• _Task prompt_: Output the data below in full, byte for byte. Nothing may differ.

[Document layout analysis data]
■ ■ ■ ■

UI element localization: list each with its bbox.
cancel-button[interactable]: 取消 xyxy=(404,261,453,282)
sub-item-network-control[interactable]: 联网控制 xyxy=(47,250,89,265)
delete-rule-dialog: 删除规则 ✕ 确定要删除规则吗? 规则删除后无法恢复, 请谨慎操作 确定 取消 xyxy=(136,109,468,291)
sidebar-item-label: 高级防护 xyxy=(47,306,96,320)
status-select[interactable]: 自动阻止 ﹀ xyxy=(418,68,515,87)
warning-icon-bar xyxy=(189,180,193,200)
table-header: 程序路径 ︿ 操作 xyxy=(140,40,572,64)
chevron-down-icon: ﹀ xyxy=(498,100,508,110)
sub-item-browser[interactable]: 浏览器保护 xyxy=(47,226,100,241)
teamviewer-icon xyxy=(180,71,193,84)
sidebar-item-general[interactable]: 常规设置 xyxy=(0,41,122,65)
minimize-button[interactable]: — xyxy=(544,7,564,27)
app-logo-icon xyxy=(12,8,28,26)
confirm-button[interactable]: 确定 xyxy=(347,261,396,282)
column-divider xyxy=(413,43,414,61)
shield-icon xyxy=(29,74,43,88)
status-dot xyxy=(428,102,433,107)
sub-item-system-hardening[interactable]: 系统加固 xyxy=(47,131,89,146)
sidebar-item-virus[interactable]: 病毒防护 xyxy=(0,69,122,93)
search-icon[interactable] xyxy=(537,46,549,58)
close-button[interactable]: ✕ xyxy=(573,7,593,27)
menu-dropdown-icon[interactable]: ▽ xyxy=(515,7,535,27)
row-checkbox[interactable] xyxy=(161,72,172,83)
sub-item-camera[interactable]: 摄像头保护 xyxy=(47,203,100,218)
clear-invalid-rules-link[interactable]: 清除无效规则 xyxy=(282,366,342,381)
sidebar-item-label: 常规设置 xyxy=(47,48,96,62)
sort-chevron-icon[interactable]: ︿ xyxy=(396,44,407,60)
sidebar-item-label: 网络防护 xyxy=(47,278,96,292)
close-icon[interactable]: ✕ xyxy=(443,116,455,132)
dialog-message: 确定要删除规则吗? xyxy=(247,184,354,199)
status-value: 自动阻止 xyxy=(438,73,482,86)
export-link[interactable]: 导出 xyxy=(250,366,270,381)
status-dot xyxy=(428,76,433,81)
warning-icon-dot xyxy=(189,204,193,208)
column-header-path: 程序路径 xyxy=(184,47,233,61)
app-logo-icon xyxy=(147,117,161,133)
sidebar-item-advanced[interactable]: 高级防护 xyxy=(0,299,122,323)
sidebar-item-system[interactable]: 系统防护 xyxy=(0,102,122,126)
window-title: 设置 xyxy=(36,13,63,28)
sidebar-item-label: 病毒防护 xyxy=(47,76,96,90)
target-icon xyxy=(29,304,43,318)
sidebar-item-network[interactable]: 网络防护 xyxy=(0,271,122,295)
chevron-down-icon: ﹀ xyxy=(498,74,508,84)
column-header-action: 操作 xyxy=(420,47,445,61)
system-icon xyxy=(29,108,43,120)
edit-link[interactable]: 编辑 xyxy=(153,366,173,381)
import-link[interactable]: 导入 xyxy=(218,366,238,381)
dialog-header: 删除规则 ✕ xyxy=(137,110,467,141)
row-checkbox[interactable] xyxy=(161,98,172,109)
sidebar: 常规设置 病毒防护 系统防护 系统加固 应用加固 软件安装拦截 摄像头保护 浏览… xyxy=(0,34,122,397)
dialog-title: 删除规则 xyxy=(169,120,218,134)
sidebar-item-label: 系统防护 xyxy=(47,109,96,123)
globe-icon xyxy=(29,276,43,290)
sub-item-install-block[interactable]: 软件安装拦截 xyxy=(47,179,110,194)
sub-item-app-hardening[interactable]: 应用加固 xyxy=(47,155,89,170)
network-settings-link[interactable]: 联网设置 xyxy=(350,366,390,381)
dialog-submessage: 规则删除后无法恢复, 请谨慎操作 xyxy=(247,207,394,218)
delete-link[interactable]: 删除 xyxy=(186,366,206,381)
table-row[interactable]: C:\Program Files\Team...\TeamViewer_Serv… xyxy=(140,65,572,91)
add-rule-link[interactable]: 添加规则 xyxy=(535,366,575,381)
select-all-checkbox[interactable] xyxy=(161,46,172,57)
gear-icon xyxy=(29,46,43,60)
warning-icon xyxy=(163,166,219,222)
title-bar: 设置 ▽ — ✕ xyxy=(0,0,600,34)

■ ■ ■ ■

• _Solution for this exercise_:
UI element localization: list each with its bbox.
cancel-button[interactable]: 取消 xyxy=(404,261,453,282)
sub-item-network-control[interactable]: 联网控制 xyxy=(47,250,89,265)
delete-rule-dialog: 删除规则 ✕ 确定要删除规则吗? 规则删除后无法恢复, 请谨慎操作 确定 取消 xyxy=(136,109,468,291)
sidebar-item-label: 高级防护 xyxy=(47,306,96,320)
status-select[interactable]: 自动阻止 ﹀ xyxy=(418,68,515,87)
warning-icon-bar xyxy=(189,180,193,200)
table-header: 程序路径 ︿ 操作 xyxy=(140,40,572,64)
chevron-down-icon: ﹀ xyxy=(498,100,508,110)
sub-item-browser[interactable]: 浏览器保护 xyxy=(47,226,100,241)
teamviewer-icon xyxy=(180,71,193,84)
sidebar-item-general[interactable]: 常规设置 xyxy=(0,41,122,65)
minimize-button[interactable]: — xyxy=(544,7,564,27)
app-logo-icon xyxy=(12,8,28,26)
confirm-button[interactable]: 确定 xyxy=(347,261,396,282)
column-divider xyxy=(413,43,414,61)
shield-icon xyxy=(29,74,43,88)
status-dot xyxy=(428,102,433,107)
sub-item-system-hardening[interactable]: 系统加固 xyxy=(47,131,89,146)
sidebar-item-virus[interactable]: 病毒防护 xyxy=(0,69,122,93)
search-icon[interactable] xyxy=(537,46,549,58)
close-button[interactable]: ✕ xyxy=(573,7,593,27)
menu-dropdown-icon[interactable]: ▽ xyxy=(515,7,535,27)
row-checkbox[interactable] xyxy=(161,72,172,83)
sub-item-camera[interactable]: 摄像头保护 xyxy=(47,203,100,218)
clear-invalid-rules-link[interactable]: 清除无效规则 xyxy=(282,366,342,381)
sidebar-item-label: 常规设置 xyxy=(47,48,96,62)
sort-chevron-icon[interactable]: ︿ xyxy=(396,44,407,60)
sidebar-item-label: 网络防护 xyxy=(47,278,96,292)
close-icon[interactable]: ✕ xyxy=(443,116,455,132)
dialog-message: 确定要删除规则吗? xyxy=(247,184,354,199)
status-value: 自动阻止 xyxy=(438,73,482,86)
export-link[interactable]: 导出 xyxy=(250,366,270,381)
status-dot xyxy=(428,76,433,81)
warning-icon-dot xyxy=(189,204,193,208)
column-header-path: 程序路径 xyxy=(184,47,233,61)
app-logo-icon xyxy=(147,117,161,133)
sidebar-item-advanced[interactable]: 高级防护 xyxy=(0,299,122,323)
sidebar-item-system[interactable]: 系统防护 xyxy=(0,102,122,126)
window-title: 设置 xyxy=(36,13,63,28)
sidebar-item-label: 病毒防护 xyxy=(47,76,96,90)
target-icon xyxy=(29,304,43,318)
sidebar-item-network[interactable]: 网络防护 xyxy=(0,271,122,295)
chevron-down-icon: ﹀ xyxy=(498,74,508,84)
column-header-action: 操作 xyxy=(420,47,445,61)
system-icon xyxy=(29,108,43,120)
edit-link[interactable]: 编辑 xyxy=(153,366,173,381)
import-link[interactable]: 导入 xyxy=(218,366,238,381)
dialog-header: 删除规则 ✕ xyxy=(137,110,467,141)
row-checkbox[interactable] xyxy=(161,98,172,109)
sidebar: 常规设置 病毒防护 系统防护 系统加固 应用加固 软件安装拦截 摄像头保护 浏览… xyxy=(0,34,122,397)
dialog-title: 删除规则 xyxy=(169,120,218,134)
sidebar-item-label: 系统防护 xyxy=(47,109,96,123)
globe-icon xyxy=(29,276,43,290)
sub-item-install-block[interactable]: 软件安装拦截 xyxy=(47,179,110,194)
sub-item-app-hardening[interactable]: 应用加固 xyxy=(47,155,89,170)
network-settings-link[interactable]: 联网设置 xyxy=(350,366,390,381)
dialog-submessage: 规则删除后无法恢复, 请谨慎操作 xyxy=(247,207,394,218)
delete-link[interactable]: 删除 xyxy=(186,366,206,381)
table-row[interactable]: C:\Program Files\Team...\TeamViewer_Serv… xyxy=(140,65,572,91)
add-rule-link[interactable]: 添加规则 xyxy=(535,366,575,381)
select-all-checkbox[interactable] xyxy=(161,46,172,57)
gear-icon xyxy=(29,46,43,60)
warning-icon xyxy=(163,166,219,222)
title-bar: 设置 ▽ — ✕ xyxy=(0,0,600,34)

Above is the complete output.